## Begin
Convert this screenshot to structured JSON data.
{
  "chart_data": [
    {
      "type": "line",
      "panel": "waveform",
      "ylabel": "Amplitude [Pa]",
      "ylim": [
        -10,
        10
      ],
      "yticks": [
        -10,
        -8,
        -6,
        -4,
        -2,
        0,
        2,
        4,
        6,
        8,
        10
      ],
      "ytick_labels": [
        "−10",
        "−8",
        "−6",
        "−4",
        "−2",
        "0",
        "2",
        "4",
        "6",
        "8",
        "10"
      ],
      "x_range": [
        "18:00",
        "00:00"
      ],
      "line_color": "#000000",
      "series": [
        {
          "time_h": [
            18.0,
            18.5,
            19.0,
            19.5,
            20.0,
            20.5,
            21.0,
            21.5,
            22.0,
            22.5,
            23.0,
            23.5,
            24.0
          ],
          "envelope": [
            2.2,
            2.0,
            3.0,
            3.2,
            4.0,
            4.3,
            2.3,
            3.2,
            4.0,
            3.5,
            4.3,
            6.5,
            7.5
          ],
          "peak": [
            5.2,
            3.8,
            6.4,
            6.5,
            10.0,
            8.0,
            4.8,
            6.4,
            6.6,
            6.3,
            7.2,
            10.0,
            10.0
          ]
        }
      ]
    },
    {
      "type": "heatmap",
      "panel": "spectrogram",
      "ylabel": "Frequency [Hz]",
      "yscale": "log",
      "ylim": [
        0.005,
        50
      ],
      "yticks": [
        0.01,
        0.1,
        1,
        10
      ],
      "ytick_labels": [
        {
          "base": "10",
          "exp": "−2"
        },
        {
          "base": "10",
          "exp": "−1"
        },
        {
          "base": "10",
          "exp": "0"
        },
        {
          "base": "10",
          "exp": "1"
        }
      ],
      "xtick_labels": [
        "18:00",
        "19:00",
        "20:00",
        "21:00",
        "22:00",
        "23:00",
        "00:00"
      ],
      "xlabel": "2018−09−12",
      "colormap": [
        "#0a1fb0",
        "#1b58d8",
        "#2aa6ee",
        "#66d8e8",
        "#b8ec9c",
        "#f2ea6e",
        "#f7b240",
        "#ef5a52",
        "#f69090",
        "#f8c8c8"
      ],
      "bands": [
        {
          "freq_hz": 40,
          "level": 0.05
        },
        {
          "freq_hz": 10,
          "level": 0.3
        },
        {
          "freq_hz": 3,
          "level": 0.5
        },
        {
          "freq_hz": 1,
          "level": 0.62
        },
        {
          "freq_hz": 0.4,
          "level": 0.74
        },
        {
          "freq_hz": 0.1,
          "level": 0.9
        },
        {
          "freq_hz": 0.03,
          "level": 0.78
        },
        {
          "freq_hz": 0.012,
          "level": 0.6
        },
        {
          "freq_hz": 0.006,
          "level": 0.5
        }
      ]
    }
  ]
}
## End
**Exercise goal**. All of the entries should be written out again exactly.

**Response to the task**.
Convert this screenshot to structured JSON data.
{
  "chart_data": [
    {
      "type": "line",
      "panel": "waveform",
      "ylabel": "Amplitude [Pa]",
      "ylim": [
        -10,
        10
      ],
      "yticks": [
        -10,
        -8,
        -6,
        -4,
        -2,
        0,
        2,
        4,
        6,
        8,
        10
      ],
      "ytick_labels": [
        "−10",
        "−8",
        "−6",
        "−4",
        "−2",
        "0",
        "2",
        "4",
        "6",
        "8",
        "10"
      ],
      "x_range": [
        "18:00",
        "00:00"
      ],
      "line_color": "#000000",
      "series": [
        {
          "time_h": [
            18.0,
            18.5,
            19.0,
            19.5,
            20.0,
            20.5,
            21.0,
            21.5,
            22.0,
            22.5,
            23.0,
            23.5,
            24.0
          ],
          "envelope": [
            2.2,
            2.0,
            3.0,
            3.2,
            4.0,
            4.3,
            2.3,
            3.2,
            4.0,
            3.5,
            4.3,
            6.5,
            7.5
          ],
          "peak": [
            5.2,
            3.8,
            6.4,
            6.5,
            10.0,
            8.0,
            4.8,
            6.4,
            6.6,
            6.3,
            7.2,
            10.0,
            10.0
          ]
        }
      ]
    },
    {
      "type": "heatmap",
      "panel": "spectrogram",
      "ylabel": "Frequency [Hz]",
      "yscale": "log",
      "ylim": [
        0.005,
        50
      ],
      "yticks": [
        0.01,
        0.1,
        1,
        10
      ],
      "ytick_labels": [
        {
          "base": "10",
          "exp": "−2"
        },
        {
          "base": "10",
          "exp": "−1"
        },
        {
          "base": "10",
          "exp": "0"
        },
        {
          "base": "10",
          "exp": "1"
        }
      ],
      "xtick_labels": [
        "18:00",
        "19:00",
        "20:00",
        "21:00",
        "22:00",
        "23:00",
        "00:00"
      ],
      "xlabel": "2018−09−12",
      "colormap": [
        "#0a1fb0",
        "#1b58d8",
        "#2aa6ee",
        "#66d8e8",
        "#b8ec9c",
        "#f2ea6e",
        "#f7b240",
        "#ef5a52",
        "#f69090",
        "#f8c8c8"
      ],
      "bands": [
        {
          "freq_hz": 40,
          "level": 0.05
        },
        {
          "freq_hz": 10,
          "level": 0.3
        },
        {
          "freq_hz": 3,
          "level": 0.5
        },
        {
          "freq_hz": 1,
          "level": 0.62
        },
        {
          "freq_hz": 0.4,
          "level": 0.74
        },
        {
          "freq_hz": 0.1,
          "level": 0.9
        },
        {
          "freq_hz": 0.03,
          "level": 0.78
        },
        {
          "freq_hz": 0.012,
          "level": 0.6
        },
        {
          "freq_hz": 0.006,
          "level": 0.5
        }
      ]
    }
  ]
}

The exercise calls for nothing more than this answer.